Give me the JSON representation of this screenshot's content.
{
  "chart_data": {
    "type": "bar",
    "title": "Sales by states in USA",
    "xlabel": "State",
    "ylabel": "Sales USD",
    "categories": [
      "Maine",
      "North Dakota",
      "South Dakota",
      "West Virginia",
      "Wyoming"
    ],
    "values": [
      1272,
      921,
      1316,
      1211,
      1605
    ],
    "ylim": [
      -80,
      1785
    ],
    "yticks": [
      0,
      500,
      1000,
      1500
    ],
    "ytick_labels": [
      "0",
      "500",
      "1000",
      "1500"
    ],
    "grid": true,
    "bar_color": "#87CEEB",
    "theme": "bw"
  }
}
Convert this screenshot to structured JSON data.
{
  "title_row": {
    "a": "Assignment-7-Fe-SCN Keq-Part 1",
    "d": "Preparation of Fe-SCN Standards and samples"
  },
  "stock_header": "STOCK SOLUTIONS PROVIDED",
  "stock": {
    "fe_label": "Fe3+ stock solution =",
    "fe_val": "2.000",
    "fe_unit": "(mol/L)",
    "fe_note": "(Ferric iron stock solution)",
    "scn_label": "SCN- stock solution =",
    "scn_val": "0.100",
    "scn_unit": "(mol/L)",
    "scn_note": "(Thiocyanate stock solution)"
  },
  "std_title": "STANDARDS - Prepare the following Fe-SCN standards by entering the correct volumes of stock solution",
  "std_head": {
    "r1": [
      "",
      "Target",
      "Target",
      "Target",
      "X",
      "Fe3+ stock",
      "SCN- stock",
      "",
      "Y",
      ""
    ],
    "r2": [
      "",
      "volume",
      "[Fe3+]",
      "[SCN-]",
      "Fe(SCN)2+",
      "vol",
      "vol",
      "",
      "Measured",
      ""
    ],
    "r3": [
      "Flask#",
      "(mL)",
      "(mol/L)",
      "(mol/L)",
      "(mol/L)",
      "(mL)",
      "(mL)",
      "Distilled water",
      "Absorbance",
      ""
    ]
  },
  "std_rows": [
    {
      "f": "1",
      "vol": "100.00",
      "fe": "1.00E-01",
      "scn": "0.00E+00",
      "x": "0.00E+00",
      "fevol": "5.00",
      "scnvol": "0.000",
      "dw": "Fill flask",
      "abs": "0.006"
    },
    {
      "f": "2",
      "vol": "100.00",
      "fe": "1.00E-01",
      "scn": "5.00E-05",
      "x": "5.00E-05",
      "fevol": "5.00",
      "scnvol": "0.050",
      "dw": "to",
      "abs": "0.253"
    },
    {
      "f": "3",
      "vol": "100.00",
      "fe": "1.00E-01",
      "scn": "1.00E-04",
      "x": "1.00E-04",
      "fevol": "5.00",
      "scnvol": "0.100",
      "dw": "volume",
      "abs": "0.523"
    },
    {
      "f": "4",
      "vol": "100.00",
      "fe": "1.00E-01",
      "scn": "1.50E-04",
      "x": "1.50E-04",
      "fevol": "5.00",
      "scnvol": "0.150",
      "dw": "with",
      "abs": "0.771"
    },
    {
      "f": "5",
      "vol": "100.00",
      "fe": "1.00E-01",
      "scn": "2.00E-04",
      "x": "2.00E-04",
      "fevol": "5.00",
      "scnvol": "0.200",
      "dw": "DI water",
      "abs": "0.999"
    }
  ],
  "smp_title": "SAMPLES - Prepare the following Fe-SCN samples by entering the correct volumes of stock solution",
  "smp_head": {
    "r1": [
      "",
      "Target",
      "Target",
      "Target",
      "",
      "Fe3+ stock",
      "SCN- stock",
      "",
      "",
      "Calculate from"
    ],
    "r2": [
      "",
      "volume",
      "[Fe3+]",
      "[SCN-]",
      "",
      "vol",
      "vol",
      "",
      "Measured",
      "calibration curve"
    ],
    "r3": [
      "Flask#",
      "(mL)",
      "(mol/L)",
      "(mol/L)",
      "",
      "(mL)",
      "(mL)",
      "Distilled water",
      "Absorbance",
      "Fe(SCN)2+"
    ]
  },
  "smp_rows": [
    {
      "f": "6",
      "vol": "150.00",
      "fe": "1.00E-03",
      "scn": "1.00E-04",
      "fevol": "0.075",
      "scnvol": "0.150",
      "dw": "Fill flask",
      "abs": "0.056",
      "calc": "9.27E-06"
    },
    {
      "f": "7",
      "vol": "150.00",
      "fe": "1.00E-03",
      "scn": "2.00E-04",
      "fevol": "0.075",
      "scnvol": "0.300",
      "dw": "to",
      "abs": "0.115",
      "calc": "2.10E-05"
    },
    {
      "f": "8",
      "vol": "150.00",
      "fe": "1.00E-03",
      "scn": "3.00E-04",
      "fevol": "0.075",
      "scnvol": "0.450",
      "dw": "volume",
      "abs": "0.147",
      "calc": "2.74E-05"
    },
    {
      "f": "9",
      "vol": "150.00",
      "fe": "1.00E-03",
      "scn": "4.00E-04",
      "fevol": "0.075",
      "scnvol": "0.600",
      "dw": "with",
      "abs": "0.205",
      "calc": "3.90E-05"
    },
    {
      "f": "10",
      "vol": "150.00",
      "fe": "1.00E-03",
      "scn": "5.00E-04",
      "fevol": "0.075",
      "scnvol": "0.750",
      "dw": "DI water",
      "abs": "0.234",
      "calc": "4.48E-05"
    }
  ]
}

▬▬▬▬▬▬

▸ Task
From the data, list each line in which the string "following" appears.

▸ Task response
  "std_title": "STANDARDS - Prepare the following Fe-SCN standards by entering the correct volumes of stock solution",
  "smp_title": "SAMPLES - Prepare the following Fe-SCN samples by entering the correct volumes of stock solution",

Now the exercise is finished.